» WHAT THIS TASK INVOLVES
Would you return the complete listing below word for word?
⟨
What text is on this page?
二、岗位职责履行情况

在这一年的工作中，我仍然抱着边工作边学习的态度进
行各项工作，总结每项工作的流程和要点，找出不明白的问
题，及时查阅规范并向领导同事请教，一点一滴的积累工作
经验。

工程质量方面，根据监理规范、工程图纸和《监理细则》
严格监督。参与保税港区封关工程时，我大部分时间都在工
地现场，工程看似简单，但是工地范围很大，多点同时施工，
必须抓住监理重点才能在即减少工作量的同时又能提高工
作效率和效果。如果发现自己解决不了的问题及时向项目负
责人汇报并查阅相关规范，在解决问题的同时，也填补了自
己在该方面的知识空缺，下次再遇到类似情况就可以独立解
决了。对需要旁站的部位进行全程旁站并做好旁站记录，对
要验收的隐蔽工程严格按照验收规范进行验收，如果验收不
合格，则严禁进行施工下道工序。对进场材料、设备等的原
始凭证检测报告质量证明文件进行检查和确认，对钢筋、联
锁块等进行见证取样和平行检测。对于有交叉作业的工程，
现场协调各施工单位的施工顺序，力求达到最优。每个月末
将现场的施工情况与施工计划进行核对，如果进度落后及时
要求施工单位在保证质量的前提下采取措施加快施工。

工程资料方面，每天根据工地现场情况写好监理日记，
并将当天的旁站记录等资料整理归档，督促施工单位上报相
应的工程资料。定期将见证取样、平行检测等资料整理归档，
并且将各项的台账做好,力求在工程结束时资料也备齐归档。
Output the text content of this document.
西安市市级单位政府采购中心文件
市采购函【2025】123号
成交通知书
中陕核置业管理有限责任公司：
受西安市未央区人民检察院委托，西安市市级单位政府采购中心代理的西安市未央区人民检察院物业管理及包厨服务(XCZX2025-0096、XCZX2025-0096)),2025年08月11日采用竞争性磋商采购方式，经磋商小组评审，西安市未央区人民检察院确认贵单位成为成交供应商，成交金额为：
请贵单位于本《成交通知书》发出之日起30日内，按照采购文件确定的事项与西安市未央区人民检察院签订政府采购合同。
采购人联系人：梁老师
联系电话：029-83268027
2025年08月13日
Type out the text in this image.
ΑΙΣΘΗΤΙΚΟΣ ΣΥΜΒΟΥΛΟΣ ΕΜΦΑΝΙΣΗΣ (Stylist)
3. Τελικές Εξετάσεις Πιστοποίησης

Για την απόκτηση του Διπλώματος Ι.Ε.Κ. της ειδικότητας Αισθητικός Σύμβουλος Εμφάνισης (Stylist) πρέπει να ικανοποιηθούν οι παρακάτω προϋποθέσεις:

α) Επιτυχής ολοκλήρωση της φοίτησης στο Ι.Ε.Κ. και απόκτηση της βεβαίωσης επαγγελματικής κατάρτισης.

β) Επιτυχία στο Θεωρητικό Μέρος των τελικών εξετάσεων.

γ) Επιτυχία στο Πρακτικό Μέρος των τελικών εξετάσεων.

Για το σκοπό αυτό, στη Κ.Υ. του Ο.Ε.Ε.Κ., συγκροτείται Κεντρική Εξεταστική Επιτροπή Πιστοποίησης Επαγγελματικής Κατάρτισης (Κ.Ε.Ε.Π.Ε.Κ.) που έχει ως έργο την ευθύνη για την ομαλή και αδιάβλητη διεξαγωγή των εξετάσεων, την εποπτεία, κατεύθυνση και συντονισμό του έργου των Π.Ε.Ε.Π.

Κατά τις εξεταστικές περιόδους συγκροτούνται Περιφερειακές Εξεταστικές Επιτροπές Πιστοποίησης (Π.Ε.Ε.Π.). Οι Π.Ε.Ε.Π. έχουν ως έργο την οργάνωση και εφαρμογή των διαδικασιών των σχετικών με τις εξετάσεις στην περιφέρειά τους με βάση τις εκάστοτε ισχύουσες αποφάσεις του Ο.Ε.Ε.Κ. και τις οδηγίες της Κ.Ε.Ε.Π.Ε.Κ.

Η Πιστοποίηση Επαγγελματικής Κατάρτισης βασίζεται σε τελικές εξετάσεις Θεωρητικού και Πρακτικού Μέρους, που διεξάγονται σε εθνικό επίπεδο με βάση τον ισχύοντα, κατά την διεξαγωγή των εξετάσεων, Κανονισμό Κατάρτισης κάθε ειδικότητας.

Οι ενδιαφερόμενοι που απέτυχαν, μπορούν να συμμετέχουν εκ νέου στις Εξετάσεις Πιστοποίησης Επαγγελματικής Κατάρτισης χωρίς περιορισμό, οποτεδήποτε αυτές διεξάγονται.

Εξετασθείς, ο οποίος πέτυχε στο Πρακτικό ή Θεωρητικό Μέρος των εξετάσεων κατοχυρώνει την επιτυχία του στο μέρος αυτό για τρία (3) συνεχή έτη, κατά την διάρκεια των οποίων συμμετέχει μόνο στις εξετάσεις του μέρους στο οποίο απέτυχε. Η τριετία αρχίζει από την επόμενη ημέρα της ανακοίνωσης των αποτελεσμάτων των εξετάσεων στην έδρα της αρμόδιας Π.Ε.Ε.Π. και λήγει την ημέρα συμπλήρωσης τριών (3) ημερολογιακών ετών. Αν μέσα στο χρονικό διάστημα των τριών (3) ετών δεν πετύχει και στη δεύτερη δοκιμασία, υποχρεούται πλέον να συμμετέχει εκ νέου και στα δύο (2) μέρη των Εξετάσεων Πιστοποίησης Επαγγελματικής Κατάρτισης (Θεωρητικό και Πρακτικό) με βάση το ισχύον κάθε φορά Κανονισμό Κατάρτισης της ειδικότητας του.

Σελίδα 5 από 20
⟩
» CORRECT ANSWER
What text is on this page?
二、岗位职责履行情况

在这一年的工作中，我仍然抱着边工作边学习的态度进
行各项工作，总结每项工作的流程和要点，找出不明白的问
题，及时查阅规范并向领导同事请教，一点一滴的积累工作
经验。

工程质量方面，根据监理规范、工程图纸和《监理细则》
严格监督。参与保税港区封关工程时，我大部分时间都在工
地现场，工程看似简单，但是工地范围很大，多点同时施工，
必须抓住监理重点才能在即减少工作量的同时又能提高工
作效率和效果。如果发现自己解决不了的问题及时向项目负
责人汇报并查阅相关规范，在解决问题的同时，也填补了自
己在该方面的知识空缺，下次再遇到类似情况就可以独立解
决了。对需要旁站的部位进行全程旁站并做好旁站记录，对
要验收的隐蔽工程严格按照验收规范进行验收，如果验收不
合格，则严禁进行施工下道工序。对进场材料、设备等的原
始凭证检测报告质量证明文件进行检查和确认，对钢筋、联
锁块等进行见证取样和平行检测。对于有交叉作业的工程，
现场协调各施工单位的施工顺序，力求达到最优。每个月末
将现场的施工情况与施工计划进行核对，如果进度落后及时
要求施工单位在保证质量的前提下采取措施加快施工。

工程资料方面，每天根据工地现场情况写好监理日记，
并将当天的旁站记录等资料整理归档，督促施工单位上报相
应的工程资料。定期将见证取样、平行检测等资料整理归档，
并且将各项的台账做好,力求在工程结束时资料也备齐归档。
Output the text content of this document.
西安市市级单位政府采购中心文件
市采购函【2025】123号
成交通知书
中陕核置业管理有限责任公司：
受西安市未央区人民检察院委托，西安市市级单位政府采购中心代理的西安市未央区人民检察院物业管理及包厨服务(XCZX2025-0096、XCZX2025-0096)),2025年08月11日采用竞争性磋商采购方式，经磋商小组评审，西安市未央区人民检察院确认贵单位成为成交供应商，成交金额为：
请贵单位于本《成交通知书》发出之日起30日内，按照采购文件确定的事项与西安市未央区人民检察院签订政府采购合同。
采购人联系人：梁老师
联系电话：029-83268027
2025年08月13日
Type out the text in this image.
ΑΙΣΘΗΤΙΚΟΣ ΣΥΜΒΟΥΛΟΣ ΕΜΦΑΝΙΣΗΣ (Stylist)
3. Τελικές Εξετάσεις Πιστοποίησης

Για την απόκτηση του Διπλώματος Ι.Ε.Κ. της ειδικότητας Αισθητικός Σύμβουλος Εμφάνισης (Stylist) πρέπει να ικανοποιηθούν οι παρακάτω προϋποθέσεις:

α) Επιτυχής ολοκλήρωση της φοίτησης στο Ι.Ε.Κ. και απόκτηση της βεβαίωσης επαγγελματικής κατάρτισης.

β) Επιτυχία στο Θεωρητικό Μέρος των τελικών εξετάσεων.

γ) Επιτυχία στο Πρακτικό Μέρος των τελικών εξετάσεων.

Για το σκοπό αυτό, στη Κ.Υ. του Ο.Ε.Ε.Κ., συγκροτείται Κεντρική Εξεταστική Επιτροπή Πιστοποίησης Επαγγελματικής Κατάρτισης (Κ.Ε.Ε.Π.Ε.Κ.) που έχει ως έργο την ευθύνη για την ομαλή και αδιάβλητη διεξαγωγή των εξετάσεων, την εποπτεία, κατεύθυνση και συντονισμό του έργου των Π.Ε.Ε.Π.

Κατά τις εξεταστικές περιόδους συγκροτούνται Περιφερειακές Εξεταστικές Επιτροπές Πιστοποίησης (Π.Ε.Ε.Π.). Οι Π.Ε.Ε.Π. έχουν ως έργο την οργάνωση και εφαρμογή των διαδικασιών των σχετικών με τις εξετάσεις στην περιφέρειά τους με βάση τις εκάστοτε ισχύουσες αποφάσεις του Ο.Ε.Ε.Κ. και τις οδηγίες της Κ.Ε.Ε.Π.Ε.Κ.

Η Πιστοποίηση Επαγγελματικής Κατάρτισης βασίζεται σε τελικές εξετάσεις Θεωρητικού και Πρακτικού Μέρους, που διεξάγονται σε εθνικό επίπεδο με βάση τον ισχύοντα, κατά την διεξαγωγή των εξετάσεων, Κανονισμό Κατάρτισης κάθε ειδικότητας.

Οι ενδιαφερόμενοι που απέτυχαν, μπορούν να συμμετέχουν εκ νέου στις Εξετάσεις Πιστοποίησης Επαγγελματικής Κατάρτισης χωρίς περιορισμό, οποτεδήποτε αυτές διεξάγονται.

Εξετασθείς, ο οποίος πέτυχε στο Πρακτικό ή Θεωρητικό Μέρος των εξετάσεων κατοχυρώνει την επιτυχία του στο μέρος αυτό για τρία (3) συνεχή έτη, κατά την διάρκεια των οποίων συμμετέχει μόνο στις εξετάσεις του μέρους στο οποίο απέτυχε. Η τριετία αρχίζει από την επόμενη ημέρα της ανακοίνωσης των αποτελεσμάτων των εξετάσεων στην έδρα της αρμόδιας Π.Ε.Ε.Π. και λήγει την ημέρα συμπλήρωσης τριών (3) ημερολογιακών ετών. Αν μέσα στο χρονικό διάστημα των τριών (3) ετών δεν πετύχει και στη δεύτερη δοκιμασία, υποχρεούται πλέον να συμμετέχει εκ νέου και στα δύο (2) μέρη των Εξετάσεων Πιστοποίησης Επαγγελματικής Κατάρτισης (Θεωρητικό και Πρακτικό) με βάση το ισχύον κάθε φορά Κανονισμό Κατάρτισης της ειδικότητας του.

Σελίδα 5 από 20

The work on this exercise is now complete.